- EXERCISE: From the records below, extract the lines starting with the line that contains "UI element localization: list" and going on through the line that contains "y-tick-label: 600 — [140, 316, 165, 330]", reproducing each one unchanged.

>> Start EXTRACTED ENTRIES

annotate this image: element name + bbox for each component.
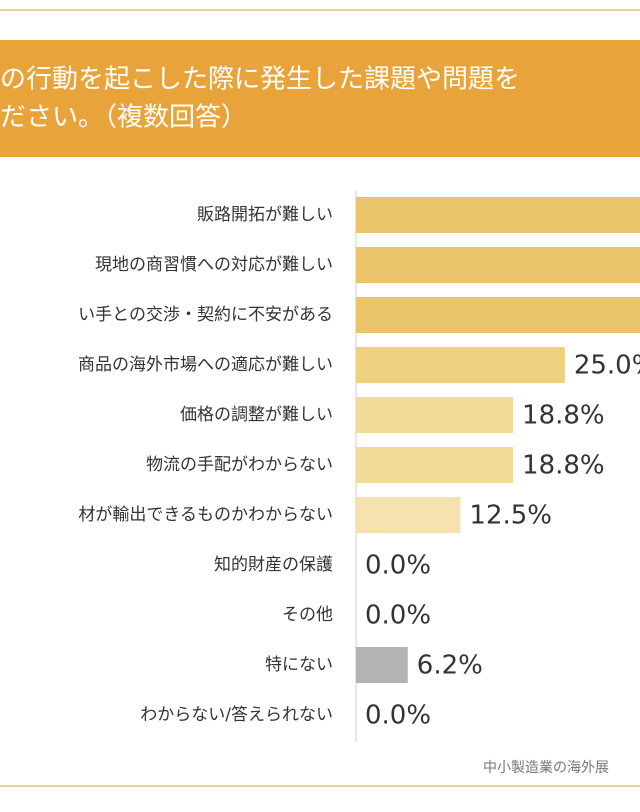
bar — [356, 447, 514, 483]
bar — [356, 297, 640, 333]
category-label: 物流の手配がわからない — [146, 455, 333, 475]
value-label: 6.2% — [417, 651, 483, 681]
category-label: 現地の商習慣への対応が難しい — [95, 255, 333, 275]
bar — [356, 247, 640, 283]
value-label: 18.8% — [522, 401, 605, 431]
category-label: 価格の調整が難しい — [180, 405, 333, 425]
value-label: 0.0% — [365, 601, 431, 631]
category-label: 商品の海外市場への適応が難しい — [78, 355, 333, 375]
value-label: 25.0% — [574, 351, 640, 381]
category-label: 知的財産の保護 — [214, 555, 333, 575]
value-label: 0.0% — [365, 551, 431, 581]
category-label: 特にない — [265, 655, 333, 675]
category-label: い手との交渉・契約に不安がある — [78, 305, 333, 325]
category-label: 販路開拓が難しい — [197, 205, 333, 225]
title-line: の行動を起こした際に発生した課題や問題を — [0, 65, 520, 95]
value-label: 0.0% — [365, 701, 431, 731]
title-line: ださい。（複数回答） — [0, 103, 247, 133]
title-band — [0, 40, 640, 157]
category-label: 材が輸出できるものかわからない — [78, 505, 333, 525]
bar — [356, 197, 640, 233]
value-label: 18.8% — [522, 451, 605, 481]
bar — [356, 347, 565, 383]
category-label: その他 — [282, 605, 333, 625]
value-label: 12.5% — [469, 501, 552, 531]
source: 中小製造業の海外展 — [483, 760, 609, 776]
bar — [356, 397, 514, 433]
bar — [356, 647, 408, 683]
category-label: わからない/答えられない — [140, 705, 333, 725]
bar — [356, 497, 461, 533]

>> End EXTRACTED ENTRIES
>> Start EXTRACTED ENTRIES

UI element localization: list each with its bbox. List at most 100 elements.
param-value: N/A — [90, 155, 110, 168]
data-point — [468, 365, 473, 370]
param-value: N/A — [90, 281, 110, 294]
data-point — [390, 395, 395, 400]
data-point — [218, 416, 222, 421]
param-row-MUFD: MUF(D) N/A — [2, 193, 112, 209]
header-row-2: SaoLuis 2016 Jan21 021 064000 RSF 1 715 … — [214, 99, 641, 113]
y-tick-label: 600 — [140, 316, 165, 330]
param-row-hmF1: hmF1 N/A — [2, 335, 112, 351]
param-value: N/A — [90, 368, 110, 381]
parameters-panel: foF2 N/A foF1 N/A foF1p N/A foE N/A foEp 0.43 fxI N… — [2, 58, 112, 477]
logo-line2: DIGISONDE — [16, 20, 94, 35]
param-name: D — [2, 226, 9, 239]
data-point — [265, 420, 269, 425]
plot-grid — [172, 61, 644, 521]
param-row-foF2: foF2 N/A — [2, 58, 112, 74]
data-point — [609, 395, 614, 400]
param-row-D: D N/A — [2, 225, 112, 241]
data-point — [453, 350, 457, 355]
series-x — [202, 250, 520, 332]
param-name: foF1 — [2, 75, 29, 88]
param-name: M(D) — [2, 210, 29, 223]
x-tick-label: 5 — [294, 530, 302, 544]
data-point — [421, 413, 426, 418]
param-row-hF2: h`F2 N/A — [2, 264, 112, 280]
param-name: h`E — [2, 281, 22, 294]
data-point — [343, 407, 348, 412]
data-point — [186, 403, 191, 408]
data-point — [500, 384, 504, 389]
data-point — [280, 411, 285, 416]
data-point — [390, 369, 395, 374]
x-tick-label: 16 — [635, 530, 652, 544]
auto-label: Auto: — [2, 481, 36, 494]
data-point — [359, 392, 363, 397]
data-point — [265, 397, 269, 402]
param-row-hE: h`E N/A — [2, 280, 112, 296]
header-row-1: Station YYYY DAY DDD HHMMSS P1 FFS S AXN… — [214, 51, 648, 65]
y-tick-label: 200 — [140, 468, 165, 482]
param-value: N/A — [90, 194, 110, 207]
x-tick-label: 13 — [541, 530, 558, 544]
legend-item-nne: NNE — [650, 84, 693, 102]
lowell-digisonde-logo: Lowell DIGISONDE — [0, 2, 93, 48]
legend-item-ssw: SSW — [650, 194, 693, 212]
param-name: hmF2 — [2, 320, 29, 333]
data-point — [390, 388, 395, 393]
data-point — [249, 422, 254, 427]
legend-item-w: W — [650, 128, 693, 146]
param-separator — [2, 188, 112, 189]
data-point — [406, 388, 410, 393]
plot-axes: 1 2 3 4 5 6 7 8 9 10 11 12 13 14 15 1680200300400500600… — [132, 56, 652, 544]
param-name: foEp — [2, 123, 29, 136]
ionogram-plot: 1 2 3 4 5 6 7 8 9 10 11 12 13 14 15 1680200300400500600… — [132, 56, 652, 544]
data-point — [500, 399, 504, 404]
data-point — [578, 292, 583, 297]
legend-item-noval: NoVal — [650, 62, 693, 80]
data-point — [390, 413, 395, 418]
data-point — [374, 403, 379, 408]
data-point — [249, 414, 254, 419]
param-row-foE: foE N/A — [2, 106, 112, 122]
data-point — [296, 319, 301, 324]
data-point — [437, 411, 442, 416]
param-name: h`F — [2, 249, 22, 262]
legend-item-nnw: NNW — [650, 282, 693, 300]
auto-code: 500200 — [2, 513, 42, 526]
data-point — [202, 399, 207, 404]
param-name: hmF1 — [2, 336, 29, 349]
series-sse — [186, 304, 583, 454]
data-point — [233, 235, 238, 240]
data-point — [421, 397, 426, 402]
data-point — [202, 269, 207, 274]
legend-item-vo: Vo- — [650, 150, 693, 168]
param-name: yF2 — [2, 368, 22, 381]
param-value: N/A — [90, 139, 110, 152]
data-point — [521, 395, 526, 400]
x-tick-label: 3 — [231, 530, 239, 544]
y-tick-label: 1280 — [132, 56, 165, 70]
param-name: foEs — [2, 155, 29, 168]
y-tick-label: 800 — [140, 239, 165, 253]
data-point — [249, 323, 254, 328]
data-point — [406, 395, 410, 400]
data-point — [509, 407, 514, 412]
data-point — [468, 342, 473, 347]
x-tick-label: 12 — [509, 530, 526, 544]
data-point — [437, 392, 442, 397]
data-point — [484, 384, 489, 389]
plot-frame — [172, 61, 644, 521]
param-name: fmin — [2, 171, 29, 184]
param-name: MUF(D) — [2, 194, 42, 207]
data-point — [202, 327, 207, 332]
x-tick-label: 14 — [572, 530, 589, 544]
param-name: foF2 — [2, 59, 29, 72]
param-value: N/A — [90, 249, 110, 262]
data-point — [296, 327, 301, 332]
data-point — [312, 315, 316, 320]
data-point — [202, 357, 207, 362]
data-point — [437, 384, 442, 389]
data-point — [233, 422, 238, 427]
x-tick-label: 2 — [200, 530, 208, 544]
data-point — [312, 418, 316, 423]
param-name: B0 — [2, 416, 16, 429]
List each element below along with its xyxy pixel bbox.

>> End EXTRACTED ENTRIES

- FINAL ANSWER:
UI element localization: list each with its bbox. List at most 100 elements.
param-value: N/A — [90, 155, 110, 168]
data-point — [468, 365, 473, 370]
param-value: N/A — [90, 281, 110, 294]
data-point — [390, 395, 395, 400]
data-point — [218, 416, 222, 421]
param-row-MUFD: MUF(D) N/A — [2, 193, 112, 209]
header-row-2: SaoLuis 2016 Jan21 021 064000 RSF 1 715 … — [214, 99, 641, 113]
y-tick-label: 600 — [140, 316, 165, 330]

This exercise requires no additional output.